Dataset entries
○ ○ ○ ○ ○ ○ ○

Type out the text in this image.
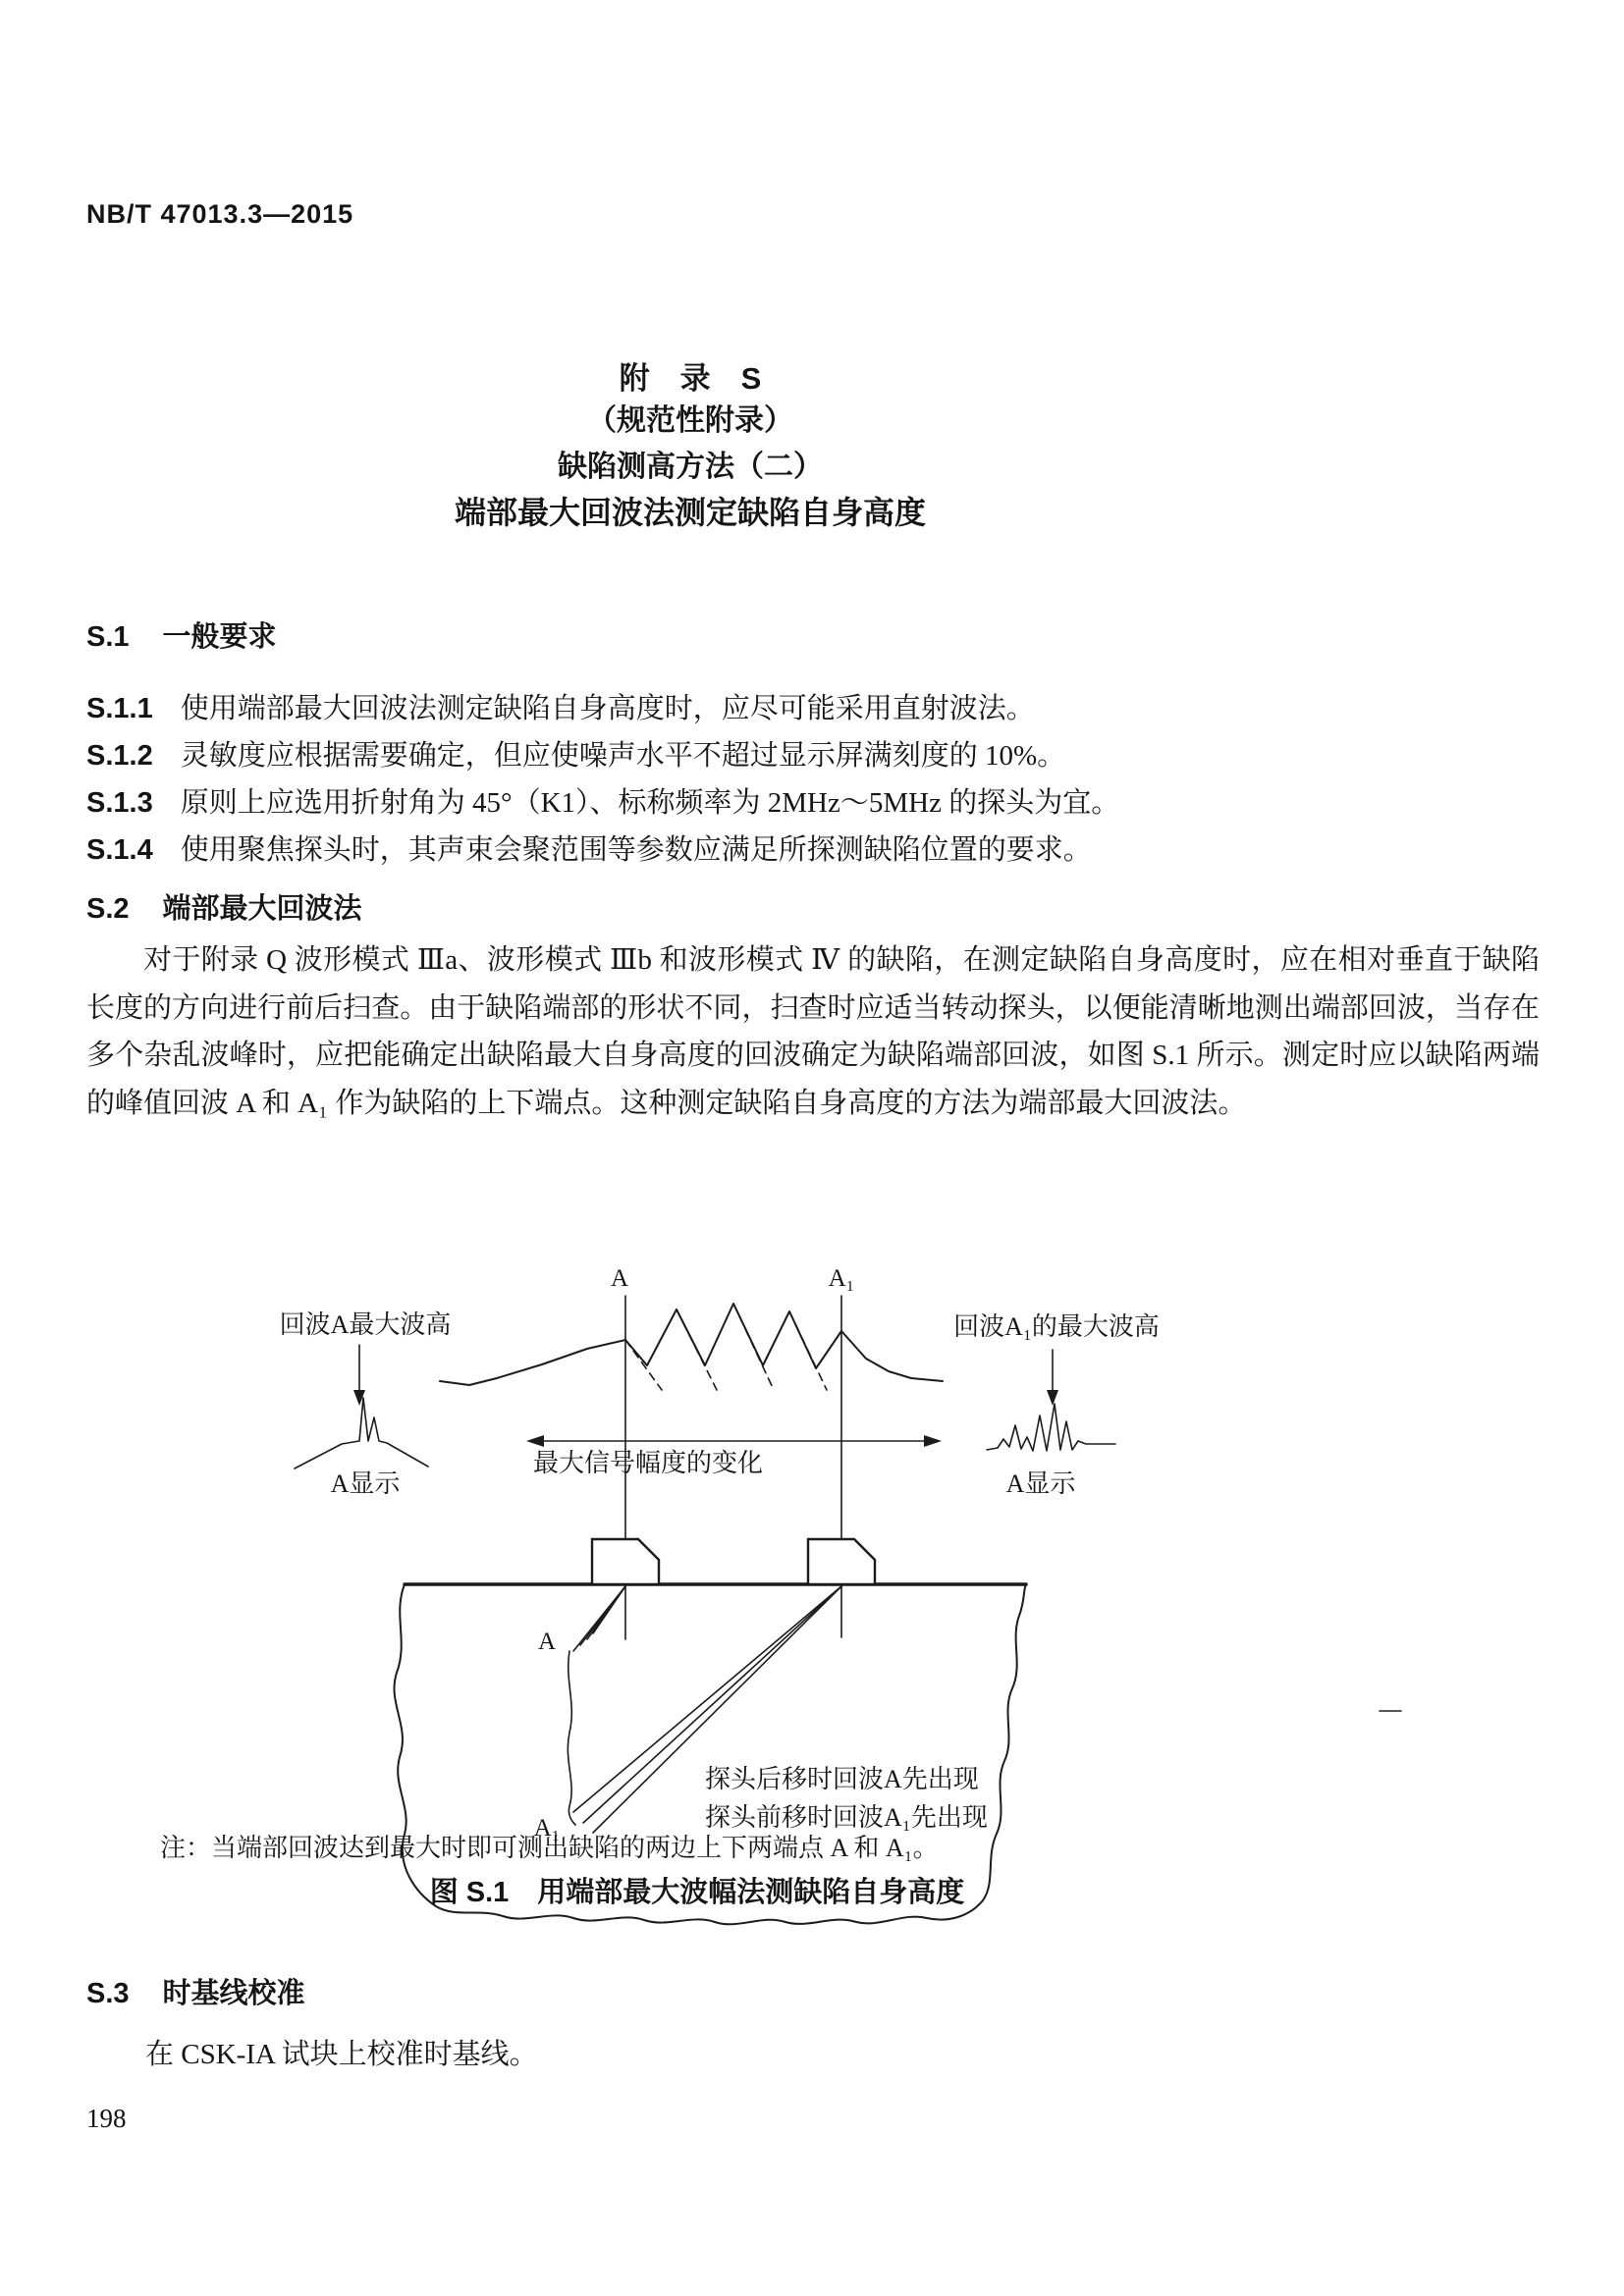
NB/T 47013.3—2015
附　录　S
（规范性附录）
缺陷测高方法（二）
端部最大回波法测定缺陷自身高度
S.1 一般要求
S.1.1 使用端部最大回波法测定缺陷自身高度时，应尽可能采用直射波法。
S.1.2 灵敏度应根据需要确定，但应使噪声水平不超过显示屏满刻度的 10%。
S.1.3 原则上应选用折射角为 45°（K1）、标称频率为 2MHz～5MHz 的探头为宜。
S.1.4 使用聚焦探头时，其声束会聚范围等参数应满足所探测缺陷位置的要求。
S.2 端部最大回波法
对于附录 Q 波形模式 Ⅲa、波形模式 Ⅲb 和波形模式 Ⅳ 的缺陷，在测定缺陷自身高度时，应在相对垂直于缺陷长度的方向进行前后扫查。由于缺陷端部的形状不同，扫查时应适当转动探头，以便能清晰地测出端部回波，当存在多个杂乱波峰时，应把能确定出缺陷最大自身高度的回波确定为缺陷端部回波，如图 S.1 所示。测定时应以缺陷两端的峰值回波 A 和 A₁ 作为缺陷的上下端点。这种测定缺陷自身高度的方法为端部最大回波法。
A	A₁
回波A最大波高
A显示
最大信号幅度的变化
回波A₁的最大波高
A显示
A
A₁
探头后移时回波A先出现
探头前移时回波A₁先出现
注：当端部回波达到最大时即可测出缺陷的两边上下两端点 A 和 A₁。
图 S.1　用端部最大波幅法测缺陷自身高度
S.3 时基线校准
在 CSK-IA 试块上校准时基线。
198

○ ○ ○ ○ ○ ○ ○

**AIM:** Repeat the material exactly as it reads, without any of its pictures.

**COMPLETED EXERCISE:**
Type out the text in this image.
NB/T 47013.3—2015
附　录　S
（规范性附录）
缺陷测高方法（二）
端部最大回波法测定缺陷自身高度
S.1 一般要求
S.1.1 使用端部最大回波法测定缺陷自身高度时，应尽可能采用直射波法。
S.1.2 灵敏度应根据需要确定，但应使噪声水平不超过显示屏满刻度的 10%。
S.1.3 原则上应选用折射角为 45°（K1）、标称频率为 2MHz～5MHz 的探头为宜。
S.1.4 使用聚焦探头时，其声束会聚范围等参数应满足所探测缺陷位置的要求。
S.2 端部最大回波法
对于附录 Q 波形模式 Ⅲa、波形模式 Ⅲb 和波形模式 Ⅳ 的缺陷，在测定缺陷自身高度时，应在相对垂直于缺陷长度的方向进行前后扫查。由于缺陷端部的形状不同，扫查时应适当转动探头，以便能清晰地测出端部回波，当存在多个杂乱波峰时，应把能确定出缺陷最大自身高度的回波确定为缺陷端部回波，如图 S.1 所示。测定时应以缺陷两端的峰值回波 A 和 A₁ 作为缺陷的上下端点。这种测定缺陷自身高度的方法为端部最大回波法。
A	A₁
回波A最大波高
A显示
最大信号幅度的变化
回波A₁的最大波高
A显示
A
A₁
探头后移时回波A先出现
探头前移时回波A₁先出现
注：当端部回波达到最大时即可测出缺陷的两边上下两端点 A 和 A₁。
图 S.1　用端部最大波幅法测缺陷自身高度
S.3 时基线校准
在 CSK-IA 试块上校准时基线。
198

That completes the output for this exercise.